INSTRUCTIONS FOR THE TASK | Print all of the data exactly as written.

Items listed in a dataset |

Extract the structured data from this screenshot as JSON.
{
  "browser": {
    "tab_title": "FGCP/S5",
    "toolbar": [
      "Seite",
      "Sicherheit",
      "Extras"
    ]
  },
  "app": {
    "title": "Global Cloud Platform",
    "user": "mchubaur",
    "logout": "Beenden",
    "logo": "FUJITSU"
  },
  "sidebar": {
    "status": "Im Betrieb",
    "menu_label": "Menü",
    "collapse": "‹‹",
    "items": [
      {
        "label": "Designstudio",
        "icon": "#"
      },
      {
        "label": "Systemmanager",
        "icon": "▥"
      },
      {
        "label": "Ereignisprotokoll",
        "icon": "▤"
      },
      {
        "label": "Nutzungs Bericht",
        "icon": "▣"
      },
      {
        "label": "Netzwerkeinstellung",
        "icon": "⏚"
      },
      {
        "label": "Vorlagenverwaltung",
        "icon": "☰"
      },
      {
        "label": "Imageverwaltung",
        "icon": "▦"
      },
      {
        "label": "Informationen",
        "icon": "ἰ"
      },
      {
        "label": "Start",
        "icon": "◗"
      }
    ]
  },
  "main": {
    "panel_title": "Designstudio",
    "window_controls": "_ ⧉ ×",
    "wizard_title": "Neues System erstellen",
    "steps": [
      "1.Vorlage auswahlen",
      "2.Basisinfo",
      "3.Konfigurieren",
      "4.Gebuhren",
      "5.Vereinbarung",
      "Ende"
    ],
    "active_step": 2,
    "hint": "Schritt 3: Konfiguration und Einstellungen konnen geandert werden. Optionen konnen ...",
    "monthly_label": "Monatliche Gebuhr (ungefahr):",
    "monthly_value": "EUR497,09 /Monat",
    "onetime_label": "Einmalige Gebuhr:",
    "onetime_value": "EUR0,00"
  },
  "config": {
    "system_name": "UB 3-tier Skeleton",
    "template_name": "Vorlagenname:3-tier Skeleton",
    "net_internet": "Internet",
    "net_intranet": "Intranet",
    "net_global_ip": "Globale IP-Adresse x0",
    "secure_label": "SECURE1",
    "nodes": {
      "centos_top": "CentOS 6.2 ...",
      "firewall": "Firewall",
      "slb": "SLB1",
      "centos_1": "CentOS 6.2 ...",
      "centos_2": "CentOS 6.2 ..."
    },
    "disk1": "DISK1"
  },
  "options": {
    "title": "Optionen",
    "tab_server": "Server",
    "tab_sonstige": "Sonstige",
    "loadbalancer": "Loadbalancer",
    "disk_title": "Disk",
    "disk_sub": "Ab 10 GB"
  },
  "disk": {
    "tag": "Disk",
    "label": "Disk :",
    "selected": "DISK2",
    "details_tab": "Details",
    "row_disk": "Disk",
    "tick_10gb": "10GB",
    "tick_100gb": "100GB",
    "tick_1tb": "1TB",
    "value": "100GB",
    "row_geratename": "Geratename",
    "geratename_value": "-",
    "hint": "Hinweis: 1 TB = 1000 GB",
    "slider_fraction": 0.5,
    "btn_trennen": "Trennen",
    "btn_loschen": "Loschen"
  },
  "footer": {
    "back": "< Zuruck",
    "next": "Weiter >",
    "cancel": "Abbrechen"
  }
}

EXERCISE RESPONSE |
Extract the structured data from this screenshot as JSON.
{
  "browser": {
    "tab_title": "FGCP/S5",
    "toolbar": [
      "Seite",
      "Sicherheit",
      "Extras"
    ]
  },
  "app": {
    "title": "Global Cloud Platform",
    "user": "mchubaur",
    "logout": "Beenden",
    "logo": "FUJITSU"
  },
  "sidebar": {
    "status": "Im Betrieb",
    "menu_label": "Menü",
    "collapse": "‹‹",
    "items": [
      {
        "label": "Designstudio",
        "icon": "#"
      },
      {
        "label": "Systemmanager",
        "icon": "▥"
      },
      {
        "label": "Ereignisprotokoll",
        "icon": "▤"
      },
      {
        "label": "Nutzungs Bericht",
        "icon": "▣"
      },
      {
        "label": "Netzwerkeinstellung",
        "icon": "⏚"
      },
      {
        "label": "Vorlagenverwaltung",
        "icon": "☰"
      },
      {
        "label": "Imageverwaltung",
        "icon": "▦"
      },
      {
        "label": "Informationen",
        "icon": "ἰ"
      },
      {
        "label": "Start",
        "icon": "◗"
      }
    ]
  },
  "main": {
    "panel_title": "Designstudio",
    "window_controls": "_ ⧉ ×",
    "wizard_title": "Neues System erstellen",
    "steps": [
      "1.Vorlage auswahlen",
      "2.Basisinfo",
      "3.Konfigurieren",
      "4.Gebuhren",
      "5.Vereinbarung",
      "Ende"
    ],
    "active_step": 2,
    "hint": "Schritt 3: Konfiguration und Einstellungen konnen geandert werden. Optionen konnen ...",
    "monthly_label": "Monatliche Gebuhr (ungefahr):",
    "monthly_value": "EUR497,09 /Monat",
    "onetime_label": "Einmalige Gebuhr:",
    "onetime_value": "EUR0,00"
  },
  "config": {
    "system_name": "UB 3-tier Skeleton",
    "template_name": "Vorlagenname:3-tier Skeleton",
    "net_internet": "Internet",
    "net_intranet": "Intranet",
    "net_global_ip": "Globale IP-Adresse x0",
    "secure_label": "SECURE1",
    "nodes": {
      "centos_top": "CentOS 6.2 ...",
      "firewall": "Firewall",
      "slb": "SLB1",
      "centos_1": "CentOS 6.2 ...",
      "centos_2": "CentOS 6.2 ..."
    },
    "disk1": "DISK1"
  },
  "options": {
    "title": "Optionen",
    "tab_server": "Server",
    "tab_sonstige": "Sonstige",
    "loadbalancer": "Loadbalancer",
    "disk_title": "Disk",
    "disk_sub": "Ab 10 GB"
  },
  "disk": {
    "tag": "Disk",
    "label": "Disk :",
    "selected": "DISK2",
    "details_tab": "Details",
    "row_disk": "Disk",
    "tick_10gb": "10GB",
    "tick_100gb": "100GB",
    "tick_1tb": "1TB",
    "value": "100GB",
    "row_geratename": "Geratename",
    "geratename_value": "-",
    "hint": "Hinweis: 1 TB = 1000 GB",
    "slider_fraction": 0.5,
    "btn_trennen": "Trennen",
    "btn_loschen": "Loschen"
  },
  "footer": {
    "back": "< Zuruck",
    "next": "Weiter >",
    "cancel": "Abbrechen"
  }
}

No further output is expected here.